(AIM): Transcribe all the entries word for word, but omit the images.

(A block of data)
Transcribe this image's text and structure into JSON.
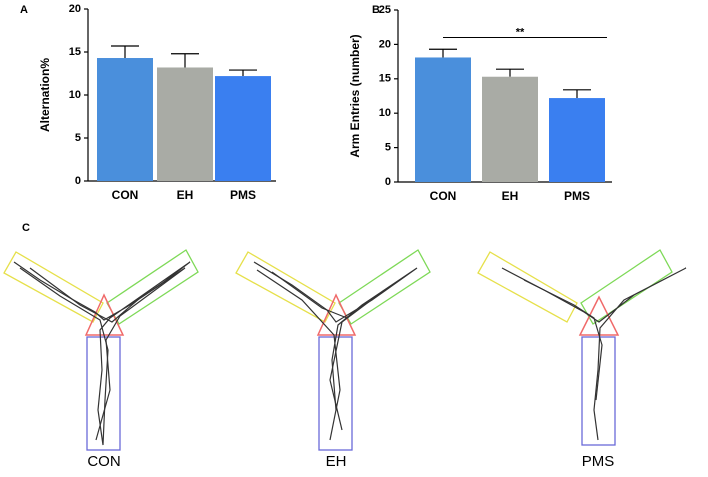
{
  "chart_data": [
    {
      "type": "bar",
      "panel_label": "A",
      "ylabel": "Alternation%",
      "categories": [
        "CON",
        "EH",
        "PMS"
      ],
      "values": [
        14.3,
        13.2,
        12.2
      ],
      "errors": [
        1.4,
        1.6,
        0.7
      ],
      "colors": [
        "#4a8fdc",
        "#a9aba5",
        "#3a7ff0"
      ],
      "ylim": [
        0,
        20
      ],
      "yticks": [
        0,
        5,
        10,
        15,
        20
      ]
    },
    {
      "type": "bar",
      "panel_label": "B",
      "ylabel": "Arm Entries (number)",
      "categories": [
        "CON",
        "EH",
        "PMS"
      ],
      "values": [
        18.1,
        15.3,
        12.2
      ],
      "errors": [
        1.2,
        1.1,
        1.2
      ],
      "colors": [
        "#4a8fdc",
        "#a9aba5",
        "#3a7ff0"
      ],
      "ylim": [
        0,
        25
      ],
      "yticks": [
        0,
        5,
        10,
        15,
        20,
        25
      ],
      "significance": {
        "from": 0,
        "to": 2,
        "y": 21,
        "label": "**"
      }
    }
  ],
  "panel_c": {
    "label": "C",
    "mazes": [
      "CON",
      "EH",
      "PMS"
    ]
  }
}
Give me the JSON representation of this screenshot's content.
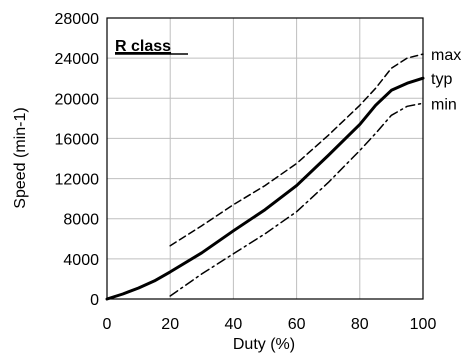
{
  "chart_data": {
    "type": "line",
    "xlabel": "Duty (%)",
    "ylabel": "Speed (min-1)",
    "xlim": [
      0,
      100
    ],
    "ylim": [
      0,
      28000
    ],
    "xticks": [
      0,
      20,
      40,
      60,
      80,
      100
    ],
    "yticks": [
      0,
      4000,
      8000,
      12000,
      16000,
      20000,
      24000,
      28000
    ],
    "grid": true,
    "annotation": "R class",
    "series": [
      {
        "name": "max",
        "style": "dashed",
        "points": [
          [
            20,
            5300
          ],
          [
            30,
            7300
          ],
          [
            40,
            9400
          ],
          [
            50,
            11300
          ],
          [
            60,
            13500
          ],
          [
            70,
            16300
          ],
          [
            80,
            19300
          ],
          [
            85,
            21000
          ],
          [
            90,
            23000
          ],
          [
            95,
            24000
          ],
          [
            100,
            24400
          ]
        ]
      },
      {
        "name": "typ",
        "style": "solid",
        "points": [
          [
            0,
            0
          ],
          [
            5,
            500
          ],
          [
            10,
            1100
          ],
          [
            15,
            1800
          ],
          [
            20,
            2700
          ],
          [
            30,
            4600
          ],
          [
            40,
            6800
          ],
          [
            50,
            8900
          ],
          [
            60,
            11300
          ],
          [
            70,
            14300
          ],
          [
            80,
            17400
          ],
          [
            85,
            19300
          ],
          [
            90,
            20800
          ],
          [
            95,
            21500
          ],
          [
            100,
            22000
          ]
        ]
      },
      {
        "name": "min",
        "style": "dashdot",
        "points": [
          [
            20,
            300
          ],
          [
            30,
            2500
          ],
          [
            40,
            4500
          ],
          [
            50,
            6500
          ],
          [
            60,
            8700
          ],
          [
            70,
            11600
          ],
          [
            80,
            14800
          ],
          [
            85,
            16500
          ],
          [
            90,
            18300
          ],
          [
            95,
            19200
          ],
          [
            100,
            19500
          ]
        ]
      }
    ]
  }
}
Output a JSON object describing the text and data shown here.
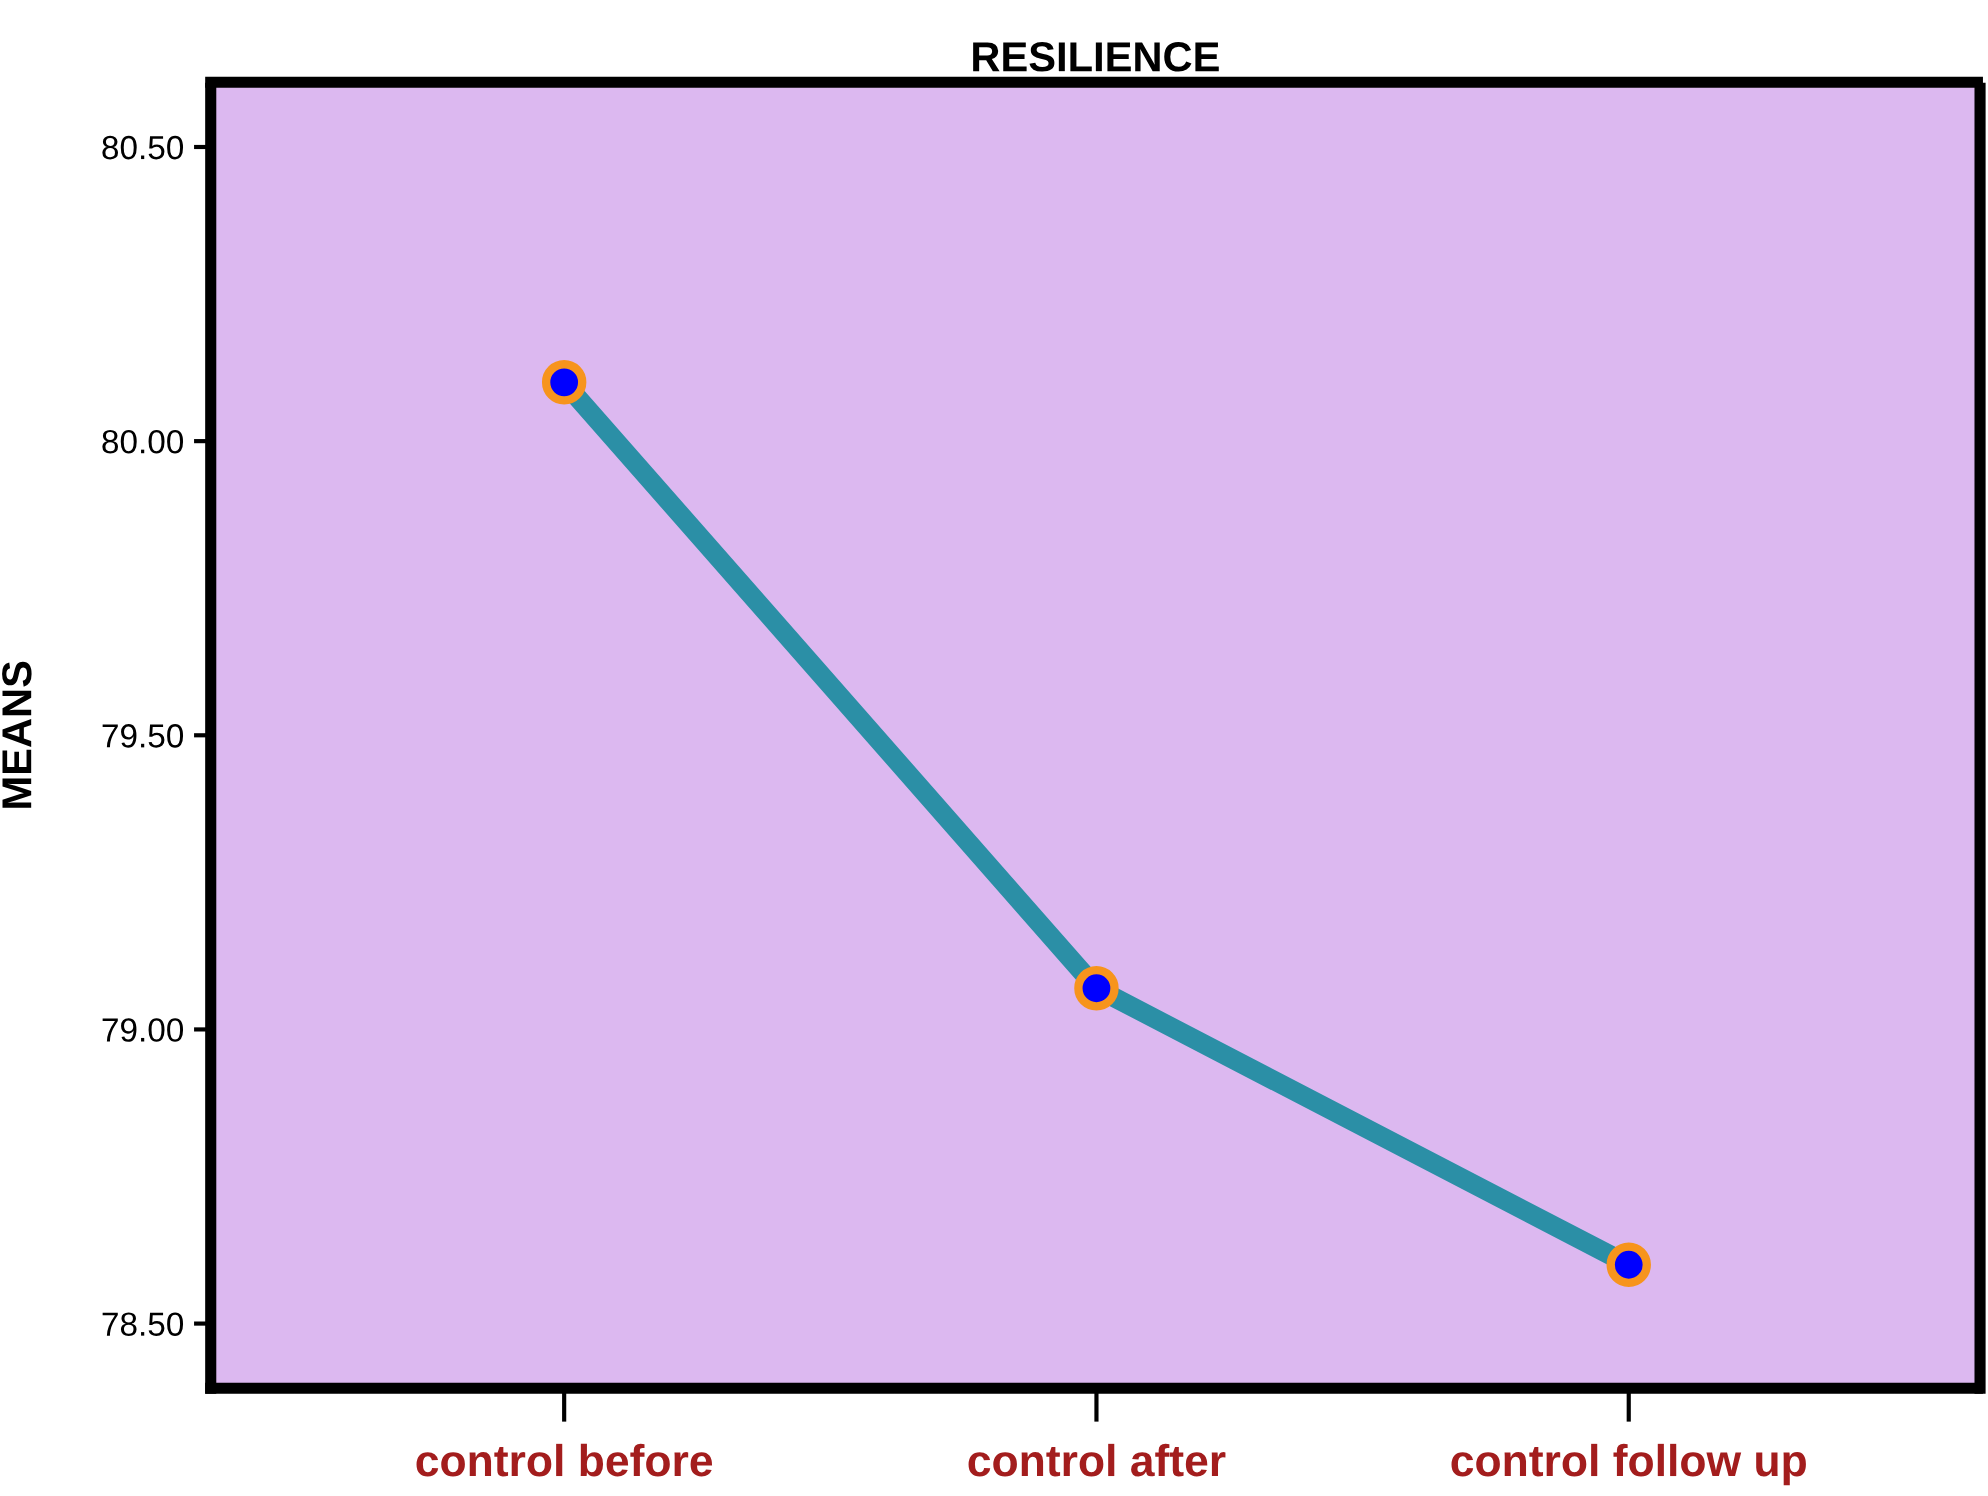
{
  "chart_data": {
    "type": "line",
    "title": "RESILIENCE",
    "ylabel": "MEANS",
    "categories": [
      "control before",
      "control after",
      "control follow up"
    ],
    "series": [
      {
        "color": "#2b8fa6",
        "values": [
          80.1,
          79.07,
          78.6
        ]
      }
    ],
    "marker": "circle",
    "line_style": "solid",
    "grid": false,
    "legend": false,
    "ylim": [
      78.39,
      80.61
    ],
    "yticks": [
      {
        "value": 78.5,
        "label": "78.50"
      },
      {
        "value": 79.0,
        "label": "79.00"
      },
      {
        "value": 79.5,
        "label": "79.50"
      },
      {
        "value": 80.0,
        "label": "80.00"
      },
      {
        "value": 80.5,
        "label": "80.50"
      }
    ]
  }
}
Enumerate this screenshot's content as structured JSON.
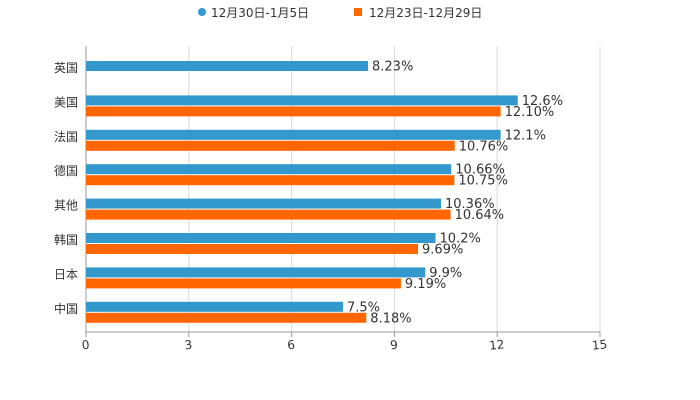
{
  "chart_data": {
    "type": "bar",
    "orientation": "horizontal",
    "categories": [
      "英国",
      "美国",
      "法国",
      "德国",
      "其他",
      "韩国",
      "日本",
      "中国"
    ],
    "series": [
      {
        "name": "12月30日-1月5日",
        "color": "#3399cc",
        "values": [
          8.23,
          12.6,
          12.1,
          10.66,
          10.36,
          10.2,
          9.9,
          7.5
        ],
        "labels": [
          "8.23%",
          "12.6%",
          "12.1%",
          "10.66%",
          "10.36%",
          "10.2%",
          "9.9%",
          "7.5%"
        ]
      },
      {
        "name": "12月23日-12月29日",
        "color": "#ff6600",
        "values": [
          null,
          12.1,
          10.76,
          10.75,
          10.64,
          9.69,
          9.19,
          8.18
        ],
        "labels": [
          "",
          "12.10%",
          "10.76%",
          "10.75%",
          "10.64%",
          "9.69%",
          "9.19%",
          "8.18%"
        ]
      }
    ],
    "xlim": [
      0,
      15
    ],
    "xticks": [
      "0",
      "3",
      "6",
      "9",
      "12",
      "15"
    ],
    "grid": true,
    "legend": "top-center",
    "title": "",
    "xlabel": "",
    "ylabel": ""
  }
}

(RESPONSE BELOW):
Transcribe this image's text and structure into JSON.
{
  "chart_data": [
    {
      "type": "bar",
      "panel_label": "A",
      "ylabel": "Alternation%",
      "categories": [
        "CON",
        "EH",
        "PMS"
      ],
      "values": [
        14.3,
        13.2,
        12.2
      ],
      "errors": [
        1.4,
        1.6,
        0.7
      ],
      "colors": [
        "#4a8fdc",
        "#a9aba5",
        "#3a7ff0"
      ],
      "ylim": [
        0,
        20
      ],
      "yticks": [
        0,
        5,
        10,
        15,
        20
      ]
    },
    {
      "type": "bar",
      "panel_label": "B",
      "ylabel": "Arm Entries (number)",
      "categories": [
        "CON",
        "EH",
        "PMS"
      ],
      "values": [
        18.1,
        15.3,
        12.2
      ],
      "errors": [
        1.2,
        1.1,
        1.2
      ],
      "colors": [
        "#4a8fdc",
        "#a9aba5",
        "#3a7ff0"
      ],
      "ylim": [
        0,
        25
      ],
      "yticks": [
        0,
        5,
        10,
        15,
        20,
        25
      ],
      "significance": {
        "from": 0,
        "to": 2,
        "y": 21,
        "label": "**"
      }
    }
  ],
  "panel_c": {
    "label": "C",
    "mazes": [
      "CON",
      "EH",
      "PMS"
    ]
  }
}
Give me the JSON representation of this screenshot's content.
{
  "chart_data": {
    "type": "line",
    "xlabel": "Duty (%)",
    "ylabel": "Speed (min-1)",
    "xlim": [
      0,
      100
    ],
    "ylim": [
      0,
      28000
    ],
    "xticks": [
      0,
      20,
      40,
      60,
      80,
      100
    ],
    "yticks": [
      0,
      4000,
      8000,
      12000,
      16000,
      20000,
      24000,
      28000
    ],
    "grid": true,
    "annotation": "R class",
    "series": [
      {
        "name": "max",
        "style": "dashed",
        "points": [
          [
            20,
            5300
          ],
          [
            30,
            7300
          ],
          [
            40,
            9400
          ],
          [
            50,
            11300
          ],
          [
            60,
            13500
          ],
          [
            70,
            16300
          ],
          [
            80,
            19300
          ],
          [
            85,
            21000
          ],
          [
            90,
            23000
          ],
          [
            95,
            24000
          ],
          [
            100,
            24400
          ]
        ]
      },
      {
        "name": "typ",
        "style": "solid",
        "points": [
          [
            0,
            0
          ],
          [
            5,
            500
          ],
          [
            10,
            1100
          ],
          [
            15,
            1800
          ],
          [
            20,
            2700
          ],
          [
            30,
            4600
          ],
          [
            40,
            6800
          ],
          [
            50,
            8900
          ],
          [
            60,
            11300
          ],
          [
            70,
            14300
          ],
          [
            80,
            17400
          ],
          [
            85,
            19300
          ],
          [
            90,
            20800
          ],
          [
            95,
            21500
          ],
          [
            100,
            22000
          ]
        ]
      },
      {
        "name": "min",
        "style": "dashdot",
        "points": [
          [
            20,
            300
          ],
          [
            30,
            2500
          ],
          [
            40,
            4500
          ],
          [
            50,
            6500
          ],
          [
            60,
            8700
          ],
          [
            70,
            11600
          ],
          [
            80,
            14800
          ],
          [
            85,
            16500
          ],
          [
            90,
            18300
          ],
          [
            95,
            19200
          ],
          [
            100,
            19500
          ]
        ]
      }
    ]
  }
}
Output a JSON object describing the text and data shown here.
{
  "chart_data": {
    "type": "line",
    "title": "RESILIENCE",
    "ylabel": "MEANS",
    "categories": [
      "control before",
      "control after",
      "control follow up"
    ],
    "series": [
      {
        "color": "#2b8fa6",
        "values": [
          80.1,
          79.07,
          78.6
        ]
      }
    ],
    "marker": "circle",
    "line_style": "solid",
    "grid": false,
    "legend": false,
    "ylim": [
      78.39,
      80.61
    ],
    "yticks": [
      {
        "value": 78.5,
        "label": "78.50"
      },
      {
        "value": 79.0,
        "label": "79.00"
      },
      {
        "value": 79.5,
        "label": "79.50"
      },
      {
        "value": 80.0,
        "label": "80.00"
      },
      {
        "value": 80.5,
        "label": "80.50"
      }
    ]
  }
}
Enumerate this screenshot's content as structured JSON.
{
  "chart_data": {
    "type": "bar",
    "orientation": "horizontal",
    "categories": [
      "英国",
      "美国",
      "法国",
      "德国",
      "其他",
      "韩国",
      "日本",
      "中国"
    ],
    "series": [
      {
        "name": "12月30日-1月5日",
        "color": "#3399cc",
        "values": [
          8.23,
          12.6,
          12.1,
          10.66,
          10.36,
          10.2,
          9.9,
          7.5
        ],
        "labels": [
          "8.23%",
          "12.6%",
          "12.1%",
          "10.66%",
          "10.36%",
          "10.2%",
          "9.9%",
          "7.5%"
        ]
      },
      {
        "name": "12月23日-12月29日",
        "color": "#ff6600",
        "values": [
          null,
          12.1,
          10.76,
          10.75,
          10.64,
          9.69,
          9.19,
          8.18
        ],
        "labels": [
          "",
          "12.10%",
          "10.76%",
          "10.75%",
          "10.64%",
          "9.69%",
          "9.19%",
          "8.18%"
        ]
      }
    ],
    "xlim": [
      0,
      15
    ],
    "xticks": [
      "0",
      "3",
      "6",
      "9",
      "12",
      "15"
    ],
    "grid": true,
    "legend": "top-center",
    "title": "",
    "xlabel": "",
    "ylabel": ""
  }
}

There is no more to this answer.